Stated task:
Repeat the entries below exactly as they appear, with no pictures.
___ Provided data ___
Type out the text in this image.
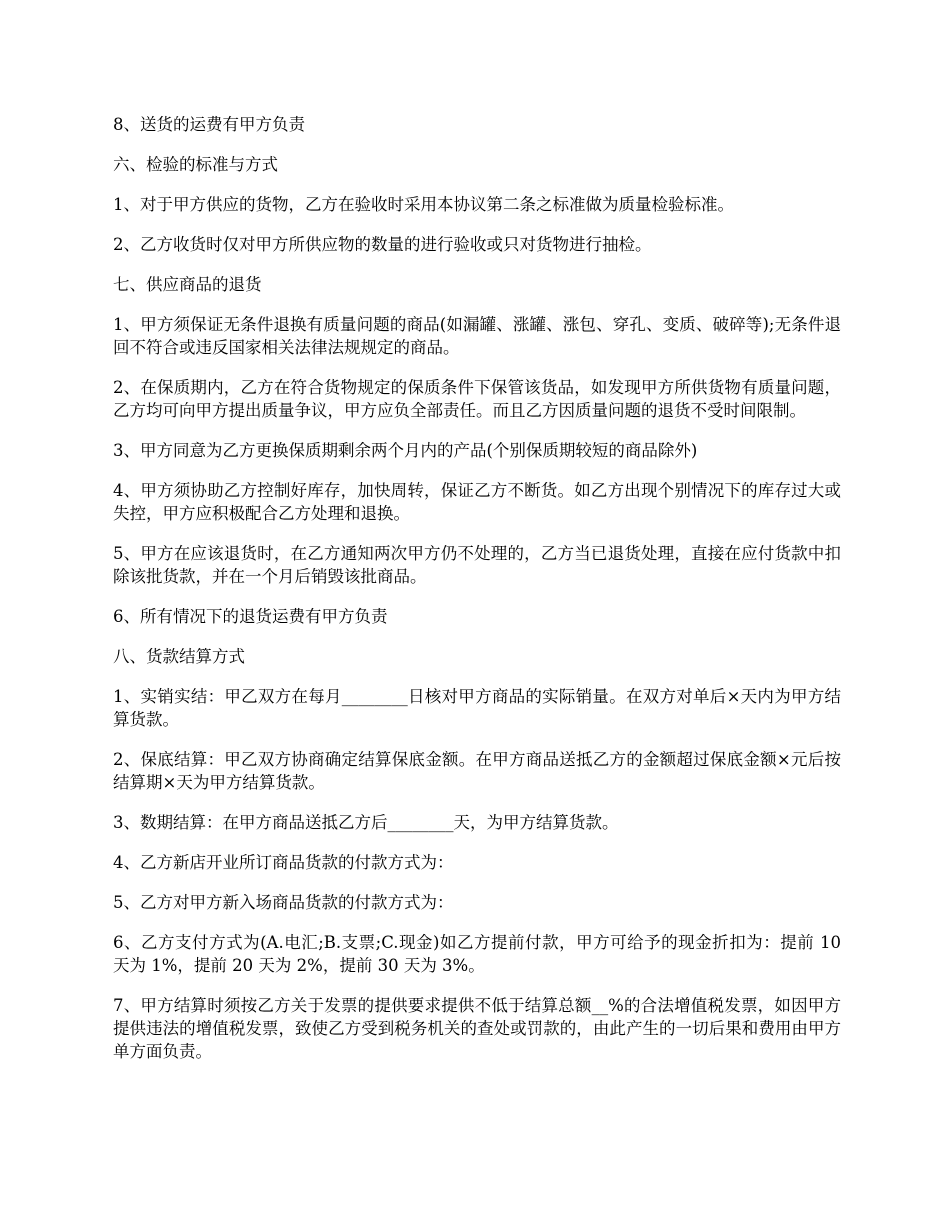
8、送货的运费有甲方负责

六、检验的标准与方式

1、对于甲方供应的货物，乙方在验收时采用本协议第二条之标准做为质量检验标准。

2、乙方收货时仅对甲方所供应物的数量的进行验收或只对货物进行抽检。

七、供应商品的退货

1、甲方须保证无条件退换有质量问题的商品(如漏罐、涨罐、涨包、穿孔、变质、破碎等);无条件退回不符合或违反国家相关法律法规规定的商品。

2、在保质期内，乙方在符合货物规定的保质条件下保管该货品，如发现甲方所供货物有质量问题，乙方均可向甲方提出质量争议，甲方应负全部责任。而且乙方因质量问题的退货不受时间限制。

3、甲方同意为乙方更换保质期剩余两个月内的产品(个别保质期较短的商品除外)

4、甲方须协助乙方控制好库存，加快周转，保证乙方不断货。如乙方出现个别情况下的库存过大或失控，甲方应积极配合乙方处理和退换。

5、甲方在应该退货时，在乙方通知两次甲方仍不处理的，乙方当已退货处理，直接在应付货款中扣除该批货款，并在一个月后销毁该批商品。

6、所有情况下的退货运费有甲方负责

八、货款结算方式

1、实销实结：甲乙双方在每月________日核对甲方商品的实际销量。在双方对单后×天内为甲方结算货款。

2、保底结算：甲乙双方协商确定结算保底金额。在甲方商品送抵乙方的金额超过保底金额×元后按结算期×天为甲方结算货款。

3、数期结算：在甲方商品送抵乙方后________天，为甲方结算货款。

4、乙方新店开业所订商品货款的付款方式为：

5、乙方对甲方新入场商品货款的付款方式为：

6、乙方支付方式为(A.电汇;B.支票;C.现金)如乙方提前付款，甲方可给予的现金折扣为：提前 10 天为 1%，提前 20 天为 2%，提前 30 天为 3%。

7、甲方结算时须按乙方关于发票的提供要求提供不低于结算总额__%的合法增值税发票，如因甲方提供违法的增值税发票，致使乙方受到税务机关的查处或罚款的，由此产生的一切后果和费用由甲方单方面负责。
___
Worked answer:
Type out the text in this image.
8、送货的运费有甲方负责

六、检验的标准与方式

1、对于甲方供应的货物，乙方在验收时采用本协议第二条之标准做为质量检验标准。

2、乙方收货时仅对甲方所供应物的数量的进行验收或只对货物进行抽检。

七、供应商品的退货

1、甲方须保证无条件退换有质量问题的商品(如漏罐、涨罐、涨包、穿孔、变质、破碎等);无条件退回不符合或违反国家相关法律法规规定的商品。

2、在保质期内，乙方在符合货物规定的保质条件下保管该货品，如发现甲方所供货物有质量问题，乙方均可向甲方提出质量争议，甲方应负全部责任。而且乙方因质量问题的退货不受时间限制。

3、甲方同意为乙方更换保质期剩余两个月内的产品(个别保质期较短的商品除外)

4、甲方须协助乙方控制好库存，加快周转，保证乙方不断货。如乙方出现个别情况下的库存过大或失控，甲方应积极配合乙方处理和退换。

5、甲方在应该退货时，在乙方通知两次甲方仍不处理的，乙方当已退货处理，直接在应付货款中扣除该批货款，并在一个月后销毁该批商品。

6、所有情况下的退货运费有甲方负责

八、货款结算方式

1、实销实结：甲乙双方在每月________日核对甲方商品的实际销量。在双方对单后×天内为甲方结算货款。

2、保底结算：甲乙双方协商确定结算保底金额。在甲方商品送抵乙方的金额超过保底金额×元后按结算期×天为甲方结算货款。

3、数期结算：在甲方商品送抵乙方后________天，为甲方结算货款。

4、乙方新店开业所订商品货款的付款方式为：

5、乙方对甲方新入场商品货款的付款方式为：

6、乙方支付方式为(A.电汇;B.支票;C.现金)如乙方提前付款，甲方可给予的现金折扣为：提前 10 天为 1%，提前 20 天为 2%，提前 30 天为 3%。

7、甲方结算时须按乙方关于发票的提供要求提供不低于结算总额__%的合法增值税发票，如因甲方提供违法的增值税发票，致使乙方受到税务机关的查处或罚款的，由此产生的一切后果和费用由甲方单方面负责。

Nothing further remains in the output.